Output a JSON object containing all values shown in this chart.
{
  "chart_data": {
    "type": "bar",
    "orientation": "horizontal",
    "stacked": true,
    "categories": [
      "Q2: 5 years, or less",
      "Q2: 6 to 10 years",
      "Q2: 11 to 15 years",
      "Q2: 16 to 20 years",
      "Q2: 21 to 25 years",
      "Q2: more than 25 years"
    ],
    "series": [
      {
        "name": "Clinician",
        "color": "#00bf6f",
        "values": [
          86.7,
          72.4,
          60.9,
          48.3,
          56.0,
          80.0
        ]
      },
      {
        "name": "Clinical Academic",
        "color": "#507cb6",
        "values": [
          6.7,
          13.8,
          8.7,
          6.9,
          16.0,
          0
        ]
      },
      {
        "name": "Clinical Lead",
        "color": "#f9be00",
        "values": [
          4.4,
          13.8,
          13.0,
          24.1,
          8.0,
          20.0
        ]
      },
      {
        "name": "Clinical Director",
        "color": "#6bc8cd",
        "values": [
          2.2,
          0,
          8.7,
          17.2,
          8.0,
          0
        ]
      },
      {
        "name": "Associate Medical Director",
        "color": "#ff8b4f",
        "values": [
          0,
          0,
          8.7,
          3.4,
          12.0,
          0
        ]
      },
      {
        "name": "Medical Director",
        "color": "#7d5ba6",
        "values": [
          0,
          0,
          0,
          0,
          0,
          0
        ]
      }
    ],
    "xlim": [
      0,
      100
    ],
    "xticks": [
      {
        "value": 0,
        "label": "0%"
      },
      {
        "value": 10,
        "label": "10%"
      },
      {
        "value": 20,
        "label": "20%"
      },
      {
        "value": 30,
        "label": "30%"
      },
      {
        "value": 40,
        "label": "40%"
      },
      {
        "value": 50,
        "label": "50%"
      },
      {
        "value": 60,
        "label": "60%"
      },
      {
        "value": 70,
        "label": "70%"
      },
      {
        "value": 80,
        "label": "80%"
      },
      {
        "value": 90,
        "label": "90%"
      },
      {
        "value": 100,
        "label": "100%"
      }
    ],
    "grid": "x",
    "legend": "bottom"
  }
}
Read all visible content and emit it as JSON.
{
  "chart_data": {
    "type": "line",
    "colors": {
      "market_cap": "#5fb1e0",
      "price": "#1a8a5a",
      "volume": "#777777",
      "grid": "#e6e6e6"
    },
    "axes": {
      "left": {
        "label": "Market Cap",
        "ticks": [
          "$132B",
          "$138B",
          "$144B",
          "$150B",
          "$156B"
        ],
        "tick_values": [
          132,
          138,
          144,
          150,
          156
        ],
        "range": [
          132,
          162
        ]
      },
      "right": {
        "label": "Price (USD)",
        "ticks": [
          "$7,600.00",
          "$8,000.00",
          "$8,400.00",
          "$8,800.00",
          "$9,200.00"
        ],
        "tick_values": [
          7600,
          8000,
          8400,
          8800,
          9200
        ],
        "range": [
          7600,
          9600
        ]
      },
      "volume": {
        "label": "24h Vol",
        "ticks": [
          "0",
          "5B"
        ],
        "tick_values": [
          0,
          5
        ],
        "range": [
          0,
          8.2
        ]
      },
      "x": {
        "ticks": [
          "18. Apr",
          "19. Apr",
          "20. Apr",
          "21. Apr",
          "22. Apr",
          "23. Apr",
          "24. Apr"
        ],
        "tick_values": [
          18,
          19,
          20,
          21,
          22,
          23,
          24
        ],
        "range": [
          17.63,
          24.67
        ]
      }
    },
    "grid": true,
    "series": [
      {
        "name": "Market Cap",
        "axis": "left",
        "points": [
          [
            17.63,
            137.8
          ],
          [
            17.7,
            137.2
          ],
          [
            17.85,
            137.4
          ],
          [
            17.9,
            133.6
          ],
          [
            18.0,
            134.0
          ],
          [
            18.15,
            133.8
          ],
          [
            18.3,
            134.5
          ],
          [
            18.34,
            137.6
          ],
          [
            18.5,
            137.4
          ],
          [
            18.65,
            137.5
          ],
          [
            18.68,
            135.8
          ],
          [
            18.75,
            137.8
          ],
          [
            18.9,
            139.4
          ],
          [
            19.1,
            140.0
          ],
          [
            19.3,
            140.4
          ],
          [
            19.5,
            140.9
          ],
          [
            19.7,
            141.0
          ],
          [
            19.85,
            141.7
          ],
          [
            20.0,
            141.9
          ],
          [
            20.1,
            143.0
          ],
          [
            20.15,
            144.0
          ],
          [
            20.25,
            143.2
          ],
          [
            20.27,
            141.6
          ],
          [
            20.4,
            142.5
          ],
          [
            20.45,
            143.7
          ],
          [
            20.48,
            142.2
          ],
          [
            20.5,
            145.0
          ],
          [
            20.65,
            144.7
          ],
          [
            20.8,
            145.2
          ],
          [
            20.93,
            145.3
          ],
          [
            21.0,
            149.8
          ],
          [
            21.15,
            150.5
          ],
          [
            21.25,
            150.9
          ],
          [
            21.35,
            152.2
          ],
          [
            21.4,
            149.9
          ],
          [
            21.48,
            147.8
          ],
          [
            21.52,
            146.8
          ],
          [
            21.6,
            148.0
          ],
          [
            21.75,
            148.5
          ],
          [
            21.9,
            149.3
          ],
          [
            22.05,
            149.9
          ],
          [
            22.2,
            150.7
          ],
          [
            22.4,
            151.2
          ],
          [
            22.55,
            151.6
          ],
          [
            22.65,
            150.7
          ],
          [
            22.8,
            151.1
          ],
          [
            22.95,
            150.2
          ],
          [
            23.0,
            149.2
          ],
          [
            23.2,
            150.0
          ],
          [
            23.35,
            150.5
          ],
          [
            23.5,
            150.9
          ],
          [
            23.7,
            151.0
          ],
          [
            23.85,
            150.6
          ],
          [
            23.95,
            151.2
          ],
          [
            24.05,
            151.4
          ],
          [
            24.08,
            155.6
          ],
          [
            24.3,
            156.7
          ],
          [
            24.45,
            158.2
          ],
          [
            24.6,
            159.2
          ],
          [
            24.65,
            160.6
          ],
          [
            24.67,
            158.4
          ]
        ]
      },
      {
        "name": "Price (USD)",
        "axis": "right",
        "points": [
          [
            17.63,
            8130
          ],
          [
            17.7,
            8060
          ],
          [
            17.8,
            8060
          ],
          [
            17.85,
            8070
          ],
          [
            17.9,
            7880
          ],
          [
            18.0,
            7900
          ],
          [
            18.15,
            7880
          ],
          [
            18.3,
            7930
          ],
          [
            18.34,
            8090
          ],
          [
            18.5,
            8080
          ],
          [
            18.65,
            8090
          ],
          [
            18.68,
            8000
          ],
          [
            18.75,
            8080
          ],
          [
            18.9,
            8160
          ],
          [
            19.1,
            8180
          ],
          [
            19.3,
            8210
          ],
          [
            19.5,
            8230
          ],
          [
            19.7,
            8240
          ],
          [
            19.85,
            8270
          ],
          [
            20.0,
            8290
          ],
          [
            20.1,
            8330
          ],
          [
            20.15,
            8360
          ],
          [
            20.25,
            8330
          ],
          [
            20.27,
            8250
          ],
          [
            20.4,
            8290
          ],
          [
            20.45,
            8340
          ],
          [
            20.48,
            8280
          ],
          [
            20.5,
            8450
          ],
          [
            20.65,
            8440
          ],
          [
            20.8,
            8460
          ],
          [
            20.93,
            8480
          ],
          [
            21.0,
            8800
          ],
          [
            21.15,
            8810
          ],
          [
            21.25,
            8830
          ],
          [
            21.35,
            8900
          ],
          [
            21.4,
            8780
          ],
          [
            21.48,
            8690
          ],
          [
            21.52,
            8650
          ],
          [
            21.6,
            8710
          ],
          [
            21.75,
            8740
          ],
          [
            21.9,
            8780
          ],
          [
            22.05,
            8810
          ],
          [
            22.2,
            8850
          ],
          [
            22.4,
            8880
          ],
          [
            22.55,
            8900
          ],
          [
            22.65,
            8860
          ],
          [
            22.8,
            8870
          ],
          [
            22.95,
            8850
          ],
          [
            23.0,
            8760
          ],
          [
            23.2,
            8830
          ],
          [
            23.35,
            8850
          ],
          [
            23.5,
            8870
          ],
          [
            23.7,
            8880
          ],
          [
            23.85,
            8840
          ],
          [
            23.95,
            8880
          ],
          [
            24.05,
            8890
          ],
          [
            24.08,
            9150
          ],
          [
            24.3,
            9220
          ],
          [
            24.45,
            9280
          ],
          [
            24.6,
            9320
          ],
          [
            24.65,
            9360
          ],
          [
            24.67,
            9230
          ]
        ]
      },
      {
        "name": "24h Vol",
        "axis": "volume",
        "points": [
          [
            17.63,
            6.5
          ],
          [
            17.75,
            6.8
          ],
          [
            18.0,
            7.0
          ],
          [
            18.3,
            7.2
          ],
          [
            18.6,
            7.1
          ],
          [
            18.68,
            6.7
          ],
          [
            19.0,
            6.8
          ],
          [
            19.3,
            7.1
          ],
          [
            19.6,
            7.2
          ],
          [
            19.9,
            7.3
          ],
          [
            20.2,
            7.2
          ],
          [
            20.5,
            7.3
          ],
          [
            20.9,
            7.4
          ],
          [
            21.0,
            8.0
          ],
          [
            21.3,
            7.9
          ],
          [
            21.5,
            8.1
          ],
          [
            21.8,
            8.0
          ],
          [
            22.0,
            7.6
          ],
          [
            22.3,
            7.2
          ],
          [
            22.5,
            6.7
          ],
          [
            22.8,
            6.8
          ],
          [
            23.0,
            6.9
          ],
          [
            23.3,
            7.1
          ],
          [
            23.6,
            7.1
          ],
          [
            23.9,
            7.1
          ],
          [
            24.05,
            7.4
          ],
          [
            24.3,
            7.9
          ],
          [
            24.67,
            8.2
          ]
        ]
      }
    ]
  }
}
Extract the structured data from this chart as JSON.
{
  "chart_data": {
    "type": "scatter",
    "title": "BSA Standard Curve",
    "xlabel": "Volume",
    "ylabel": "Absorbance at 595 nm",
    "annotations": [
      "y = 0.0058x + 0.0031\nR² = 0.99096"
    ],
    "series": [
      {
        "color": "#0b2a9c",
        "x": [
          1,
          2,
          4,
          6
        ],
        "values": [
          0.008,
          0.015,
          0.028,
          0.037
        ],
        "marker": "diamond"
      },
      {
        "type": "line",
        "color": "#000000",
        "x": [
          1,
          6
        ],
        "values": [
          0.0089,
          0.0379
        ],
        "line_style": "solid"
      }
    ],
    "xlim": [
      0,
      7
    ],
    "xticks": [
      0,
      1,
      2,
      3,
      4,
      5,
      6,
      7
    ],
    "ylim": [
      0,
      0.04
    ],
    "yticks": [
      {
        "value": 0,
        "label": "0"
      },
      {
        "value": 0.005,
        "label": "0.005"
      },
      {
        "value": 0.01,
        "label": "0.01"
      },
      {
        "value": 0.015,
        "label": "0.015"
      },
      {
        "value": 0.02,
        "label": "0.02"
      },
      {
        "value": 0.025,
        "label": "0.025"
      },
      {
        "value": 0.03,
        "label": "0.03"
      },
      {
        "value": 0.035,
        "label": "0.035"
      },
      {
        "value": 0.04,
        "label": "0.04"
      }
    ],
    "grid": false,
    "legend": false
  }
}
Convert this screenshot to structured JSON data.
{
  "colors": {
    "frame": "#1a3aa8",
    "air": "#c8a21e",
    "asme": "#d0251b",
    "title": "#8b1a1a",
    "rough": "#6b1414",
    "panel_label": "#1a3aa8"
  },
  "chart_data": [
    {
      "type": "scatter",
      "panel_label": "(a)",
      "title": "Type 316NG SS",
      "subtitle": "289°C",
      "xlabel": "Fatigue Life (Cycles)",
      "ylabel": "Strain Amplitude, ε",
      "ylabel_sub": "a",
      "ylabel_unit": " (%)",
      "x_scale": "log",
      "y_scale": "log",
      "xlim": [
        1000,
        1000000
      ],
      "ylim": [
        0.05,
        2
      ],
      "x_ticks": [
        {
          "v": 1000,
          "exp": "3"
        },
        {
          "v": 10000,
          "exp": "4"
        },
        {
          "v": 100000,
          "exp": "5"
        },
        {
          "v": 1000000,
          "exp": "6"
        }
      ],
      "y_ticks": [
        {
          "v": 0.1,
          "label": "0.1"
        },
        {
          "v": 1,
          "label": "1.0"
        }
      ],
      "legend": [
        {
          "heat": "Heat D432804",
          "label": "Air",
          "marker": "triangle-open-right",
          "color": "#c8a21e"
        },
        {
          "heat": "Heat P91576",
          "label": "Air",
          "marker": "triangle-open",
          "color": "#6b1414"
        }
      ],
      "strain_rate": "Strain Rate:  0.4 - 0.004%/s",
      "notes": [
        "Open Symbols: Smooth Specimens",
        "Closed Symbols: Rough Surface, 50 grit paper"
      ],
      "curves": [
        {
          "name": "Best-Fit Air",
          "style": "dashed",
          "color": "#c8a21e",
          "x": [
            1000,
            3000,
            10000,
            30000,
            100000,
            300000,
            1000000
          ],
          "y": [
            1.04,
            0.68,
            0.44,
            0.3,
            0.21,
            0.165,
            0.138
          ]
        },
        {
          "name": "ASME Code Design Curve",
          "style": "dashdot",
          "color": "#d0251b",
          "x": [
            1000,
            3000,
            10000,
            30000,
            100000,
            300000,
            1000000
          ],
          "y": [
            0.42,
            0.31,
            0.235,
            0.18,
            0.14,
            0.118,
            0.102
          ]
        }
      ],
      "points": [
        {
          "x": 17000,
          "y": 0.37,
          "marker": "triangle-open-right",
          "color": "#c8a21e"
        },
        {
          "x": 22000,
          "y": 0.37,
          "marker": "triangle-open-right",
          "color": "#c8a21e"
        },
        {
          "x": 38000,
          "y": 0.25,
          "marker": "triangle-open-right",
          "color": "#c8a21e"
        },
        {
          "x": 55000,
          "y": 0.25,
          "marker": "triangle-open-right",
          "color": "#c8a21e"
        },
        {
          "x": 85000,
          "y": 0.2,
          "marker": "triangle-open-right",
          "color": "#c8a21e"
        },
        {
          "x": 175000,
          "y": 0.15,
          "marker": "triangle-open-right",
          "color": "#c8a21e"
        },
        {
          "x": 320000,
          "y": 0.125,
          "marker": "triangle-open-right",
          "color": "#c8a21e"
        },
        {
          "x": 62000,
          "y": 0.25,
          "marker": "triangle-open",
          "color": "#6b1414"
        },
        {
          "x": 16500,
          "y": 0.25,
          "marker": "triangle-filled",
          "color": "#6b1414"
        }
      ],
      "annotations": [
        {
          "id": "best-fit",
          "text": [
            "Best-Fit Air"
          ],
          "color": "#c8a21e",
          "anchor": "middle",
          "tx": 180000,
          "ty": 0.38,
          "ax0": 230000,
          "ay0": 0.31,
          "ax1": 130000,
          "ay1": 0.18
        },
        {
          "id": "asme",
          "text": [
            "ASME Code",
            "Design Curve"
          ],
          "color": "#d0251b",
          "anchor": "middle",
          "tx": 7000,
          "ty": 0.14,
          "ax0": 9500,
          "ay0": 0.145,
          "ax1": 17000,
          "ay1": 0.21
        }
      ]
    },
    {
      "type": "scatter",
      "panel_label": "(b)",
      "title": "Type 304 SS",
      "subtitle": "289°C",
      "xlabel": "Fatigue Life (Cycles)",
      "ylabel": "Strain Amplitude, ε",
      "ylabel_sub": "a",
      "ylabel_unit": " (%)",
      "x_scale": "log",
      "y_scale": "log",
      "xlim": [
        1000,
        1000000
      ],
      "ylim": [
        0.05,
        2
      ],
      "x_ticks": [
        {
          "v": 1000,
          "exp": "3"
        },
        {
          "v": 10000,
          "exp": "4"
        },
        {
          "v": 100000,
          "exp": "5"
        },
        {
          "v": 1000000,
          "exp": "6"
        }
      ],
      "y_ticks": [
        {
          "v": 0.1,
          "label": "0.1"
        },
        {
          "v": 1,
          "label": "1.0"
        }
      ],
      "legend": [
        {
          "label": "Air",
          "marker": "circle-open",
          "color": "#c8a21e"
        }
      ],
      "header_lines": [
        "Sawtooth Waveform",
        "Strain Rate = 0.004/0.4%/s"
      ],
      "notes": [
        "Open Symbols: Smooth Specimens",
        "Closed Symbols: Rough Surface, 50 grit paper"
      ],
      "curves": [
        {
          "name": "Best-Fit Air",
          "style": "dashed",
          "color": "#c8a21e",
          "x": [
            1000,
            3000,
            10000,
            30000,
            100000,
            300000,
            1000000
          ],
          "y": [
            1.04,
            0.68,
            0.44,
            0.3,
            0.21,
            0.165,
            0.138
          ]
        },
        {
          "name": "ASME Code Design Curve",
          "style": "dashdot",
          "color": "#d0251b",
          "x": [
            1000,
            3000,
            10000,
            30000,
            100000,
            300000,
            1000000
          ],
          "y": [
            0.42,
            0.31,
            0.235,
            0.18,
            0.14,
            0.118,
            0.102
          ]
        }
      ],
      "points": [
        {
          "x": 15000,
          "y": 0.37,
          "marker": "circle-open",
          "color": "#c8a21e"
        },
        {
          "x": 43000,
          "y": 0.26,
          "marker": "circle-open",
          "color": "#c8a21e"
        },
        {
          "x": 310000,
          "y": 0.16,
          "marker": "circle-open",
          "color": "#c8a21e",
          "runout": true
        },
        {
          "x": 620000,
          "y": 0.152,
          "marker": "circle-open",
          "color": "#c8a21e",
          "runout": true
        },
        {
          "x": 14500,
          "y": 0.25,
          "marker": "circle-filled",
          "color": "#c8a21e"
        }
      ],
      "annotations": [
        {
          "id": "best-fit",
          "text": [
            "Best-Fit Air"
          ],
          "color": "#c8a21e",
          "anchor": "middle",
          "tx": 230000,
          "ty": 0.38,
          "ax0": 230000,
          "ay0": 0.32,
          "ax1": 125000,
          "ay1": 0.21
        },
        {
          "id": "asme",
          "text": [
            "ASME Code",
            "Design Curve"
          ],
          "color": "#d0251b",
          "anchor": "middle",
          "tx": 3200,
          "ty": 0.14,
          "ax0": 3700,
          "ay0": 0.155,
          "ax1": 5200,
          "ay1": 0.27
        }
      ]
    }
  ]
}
+ + +
[Task directions]
In the entries above, locate every line with the word "Director" and copy it.

[Result of this task]
        "name": "Clinical Director",
        "name": "Associate Medical Director",
        "name": "Medical Director",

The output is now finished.